## WRITTEN TASK
Print the part that opens with the line containing "text-line: Второй день" and closes with the line containing "chapter-heading: II bbox=[486, 896, 514, 931]", keeping both of those lines and copying each line character for character.
──────── RAW RECORDS
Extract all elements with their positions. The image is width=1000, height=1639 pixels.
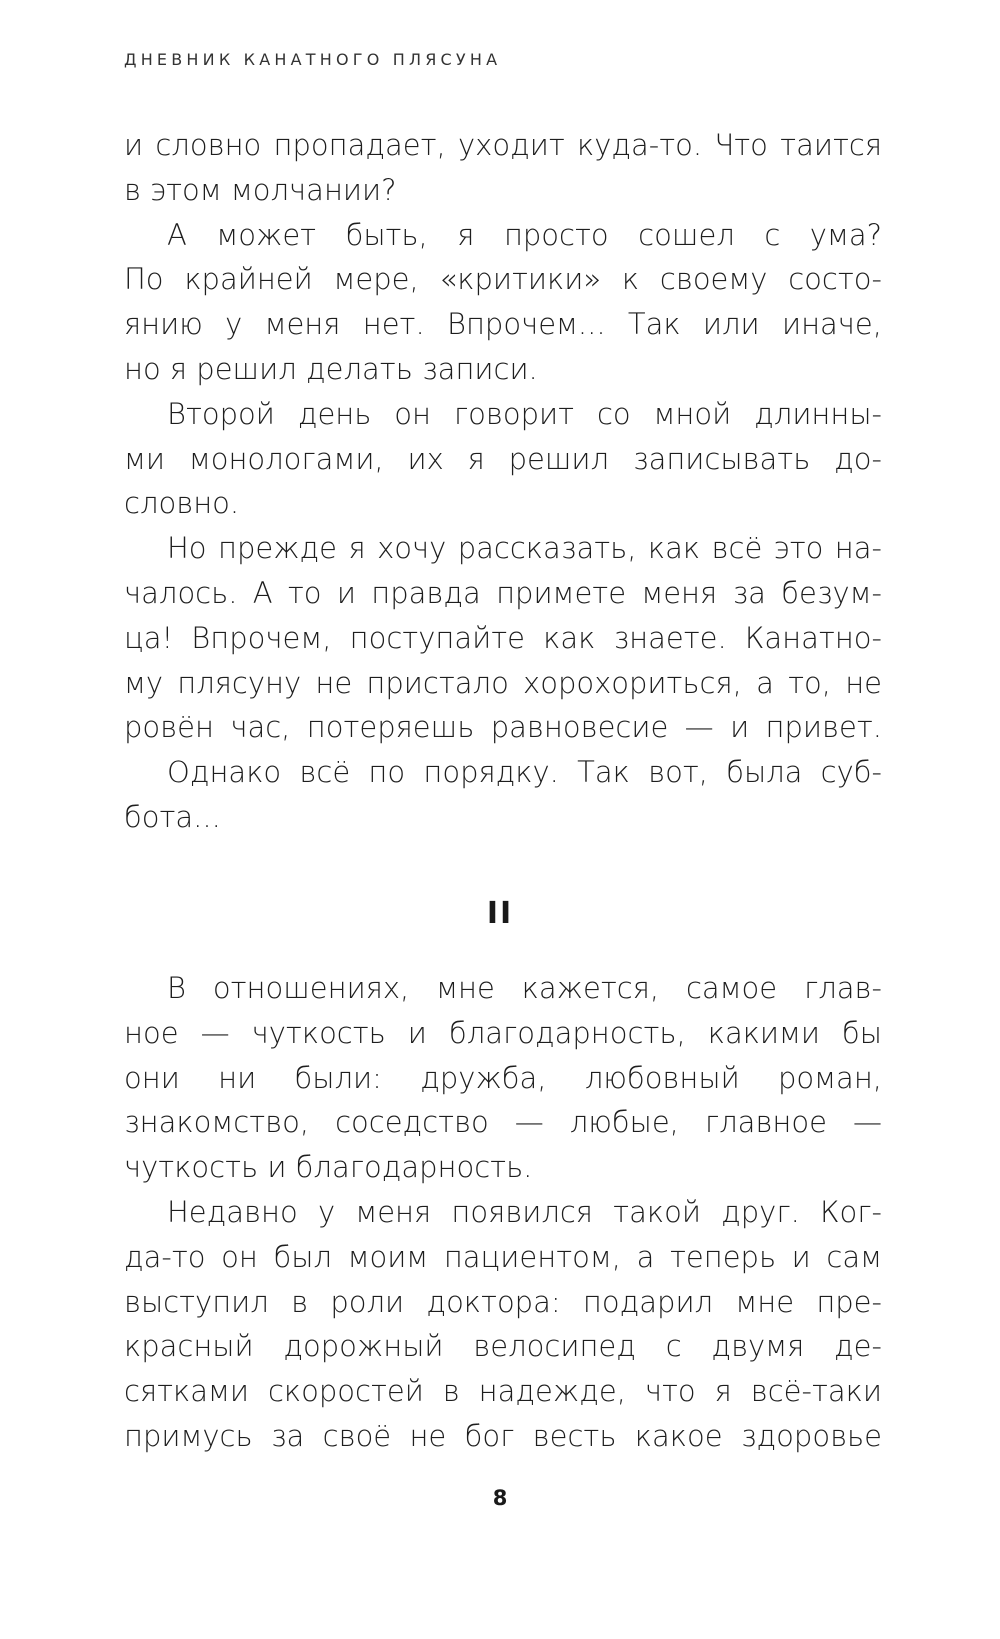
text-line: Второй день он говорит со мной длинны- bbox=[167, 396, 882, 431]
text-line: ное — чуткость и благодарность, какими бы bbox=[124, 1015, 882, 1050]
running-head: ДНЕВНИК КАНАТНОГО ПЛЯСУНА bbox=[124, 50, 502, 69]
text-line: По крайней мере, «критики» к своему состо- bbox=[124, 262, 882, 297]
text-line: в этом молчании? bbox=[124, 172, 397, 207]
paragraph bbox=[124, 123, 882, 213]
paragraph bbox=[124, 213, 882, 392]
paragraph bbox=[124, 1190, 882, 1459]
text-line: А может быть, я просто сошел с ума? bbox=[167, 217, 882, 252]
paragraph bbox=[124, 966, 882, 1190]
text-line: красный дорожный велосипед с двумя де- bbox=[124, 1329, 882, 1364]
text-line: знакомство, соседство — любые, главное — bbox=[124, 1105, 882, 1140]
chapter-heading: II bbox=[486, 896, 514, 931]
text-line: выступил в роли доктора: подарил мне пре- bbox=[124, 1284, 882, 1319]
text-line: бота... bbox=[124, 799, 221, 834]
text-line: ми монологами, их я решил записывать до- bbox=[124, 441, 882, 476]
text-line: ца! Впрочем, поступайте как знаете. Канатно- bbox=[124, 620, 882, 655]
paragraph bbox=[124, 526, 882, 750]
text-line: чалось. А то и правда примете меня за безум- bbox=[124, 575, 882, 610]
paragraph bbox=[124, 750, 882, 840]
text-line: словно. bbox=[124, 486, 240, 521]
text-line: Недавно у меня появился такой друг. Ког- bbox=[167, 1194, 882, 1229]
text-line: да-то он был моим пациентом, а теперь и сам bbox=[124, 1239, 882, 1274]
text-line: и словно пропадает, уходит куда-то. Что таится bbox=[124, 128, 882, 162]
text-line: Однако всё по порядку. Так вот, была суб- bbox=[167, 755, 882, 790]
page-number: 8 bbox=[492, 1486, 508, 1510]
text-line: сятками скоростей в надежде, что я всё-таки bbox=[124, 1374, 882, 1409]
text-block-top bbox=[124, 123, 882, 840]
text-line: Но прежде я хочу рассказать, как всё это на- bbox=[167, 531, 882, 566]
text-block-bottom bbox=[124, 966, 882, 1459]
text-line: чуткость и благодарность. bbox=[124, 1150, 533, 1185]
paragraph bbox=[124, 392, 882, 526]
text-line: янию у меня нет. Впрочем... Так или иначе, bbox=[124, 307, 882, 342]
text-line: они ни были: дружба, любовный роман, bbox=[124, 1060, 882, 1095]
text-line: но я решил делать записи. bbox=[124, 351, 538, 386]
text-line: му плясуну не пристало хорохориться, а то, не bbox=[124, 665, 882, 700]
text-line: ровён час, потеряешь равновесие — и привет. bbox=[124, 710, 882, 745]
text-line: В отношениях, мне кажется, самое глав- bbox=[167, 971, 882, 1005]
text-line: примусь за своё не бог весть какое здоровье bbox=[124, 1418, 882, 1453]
────────────────
──────── RAW RECORDS
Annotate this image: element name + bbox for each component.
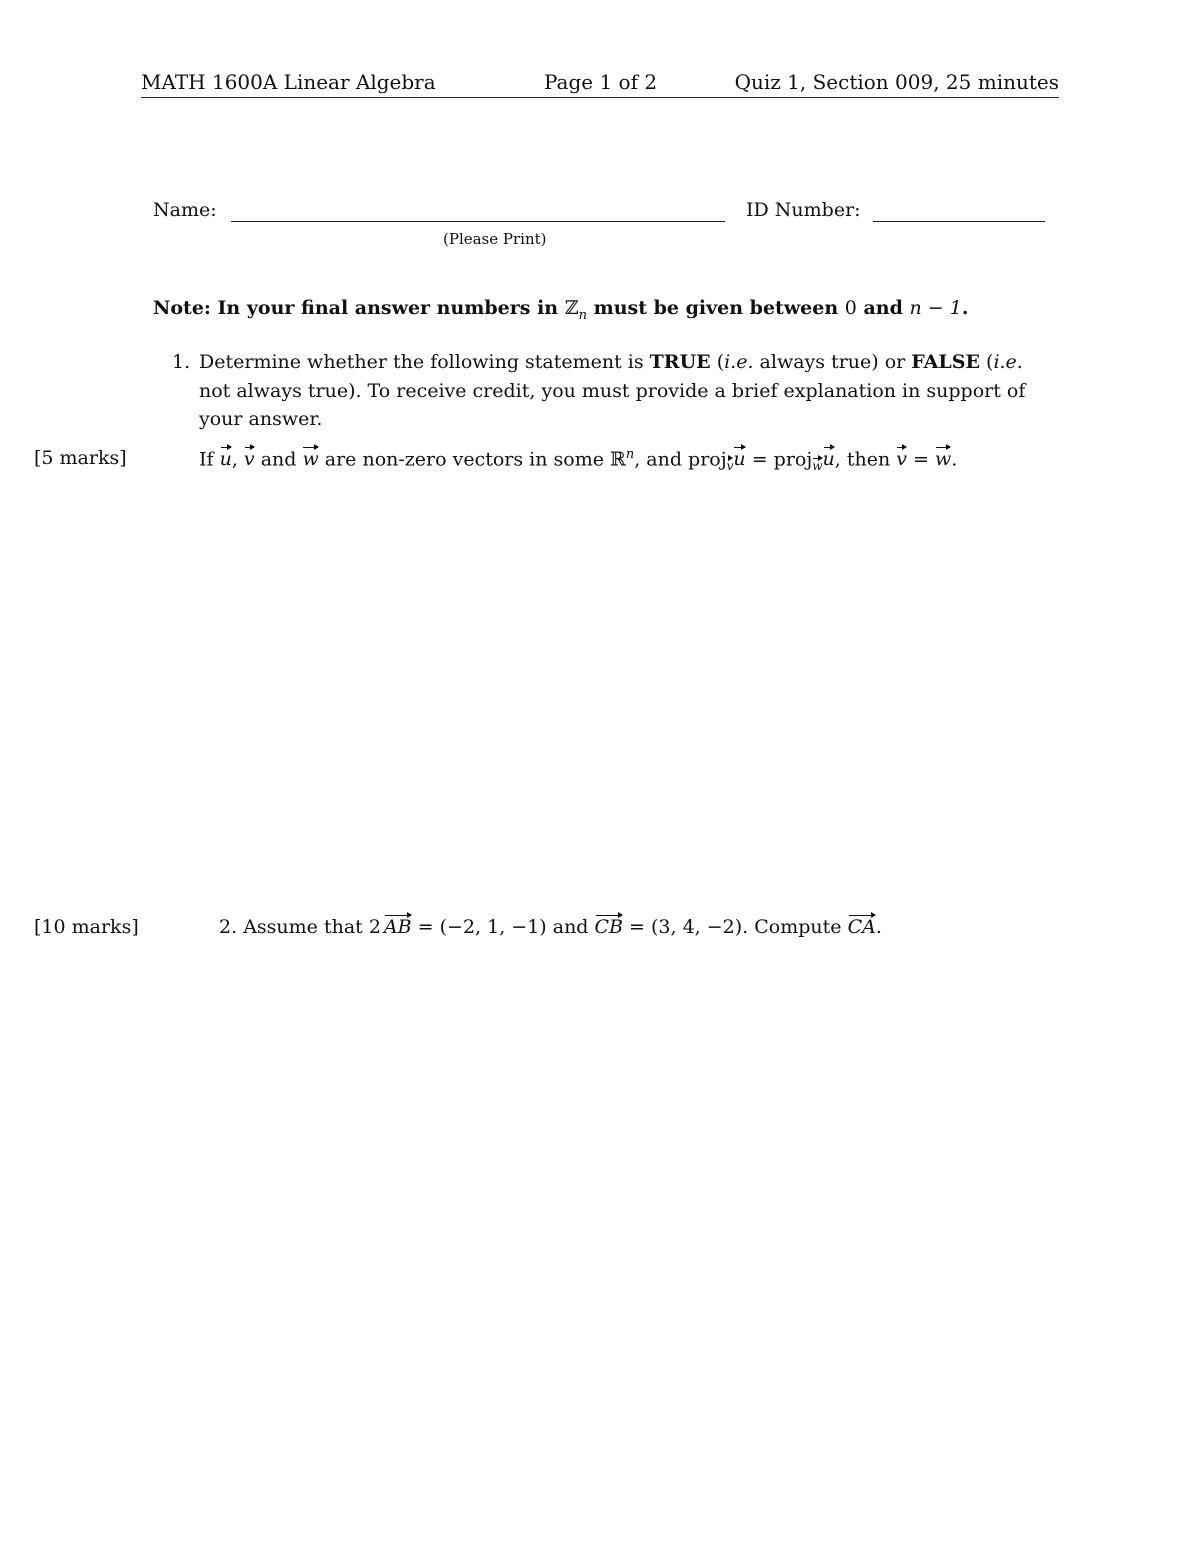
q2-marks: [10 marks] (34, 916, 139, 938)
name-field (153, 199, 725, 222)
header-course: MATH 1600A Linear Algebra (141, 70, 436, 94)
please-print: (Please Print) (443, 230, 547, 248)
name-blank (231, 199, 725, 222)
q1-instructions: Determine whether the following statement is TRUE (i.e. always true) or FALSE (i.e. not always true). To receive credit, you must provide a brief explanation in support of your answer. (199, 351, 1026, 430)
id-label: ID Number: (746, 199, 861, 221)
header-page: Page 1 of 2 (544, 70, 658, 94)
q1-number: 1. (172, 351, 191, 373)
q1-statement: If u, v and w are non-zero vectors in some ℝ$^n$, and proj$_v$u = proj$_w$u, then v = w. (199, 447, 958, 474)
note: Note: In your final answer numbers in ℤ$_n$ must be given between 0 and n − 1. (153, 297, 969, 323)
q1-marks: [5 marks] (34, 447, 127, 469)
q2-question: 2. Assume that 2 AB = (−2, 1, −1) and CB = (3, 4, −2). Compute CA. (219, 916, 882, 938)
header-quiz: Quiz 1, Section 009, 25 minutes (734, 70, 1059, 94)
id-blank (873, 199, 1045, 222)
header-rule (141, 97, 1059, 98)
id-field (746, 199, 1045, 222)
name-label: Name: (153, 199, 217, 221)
────────────────
## RESPONSE FOR THIS EXERCISE
text-line: Второй день он говорит со мной длинны- bbox=[167, 396, 882, 431]
text-line: ное — чуткость и благодарность, какими бы bbox=[124, 1015, 882, 1050]
running-head: ДНЕВНИК КАНАТНОГО ПЛЯСУНА bbox=[124, 50, 502, 69]
text-line: По крайней мере, «критики» к своему состо- bbox=[124, 262, 882, 297]
text-line: в этом молчании? bbox=[124, 172, 397, 207]
paragraph bbox=[124, 123, 882, 213]
paragraph bbox=[124, 213, 882, 392]
paragraph bbox=[124, 1190, 882, 1459]
text-line: А может быть, я просто сошел с ума? bbox=[167, 217, 882, 252]
paragraph bbox=[124, 966, 882, 1190]
text-line: красный дорожный велосипед с двумя де- bbox=[124, 1329, 882, 1364]
text-line: знакомство, соседство — любые, главное — bbox=[124, 1105, 882, 1140]
chapter-heading: II bbox=[486, 896, 514, 931]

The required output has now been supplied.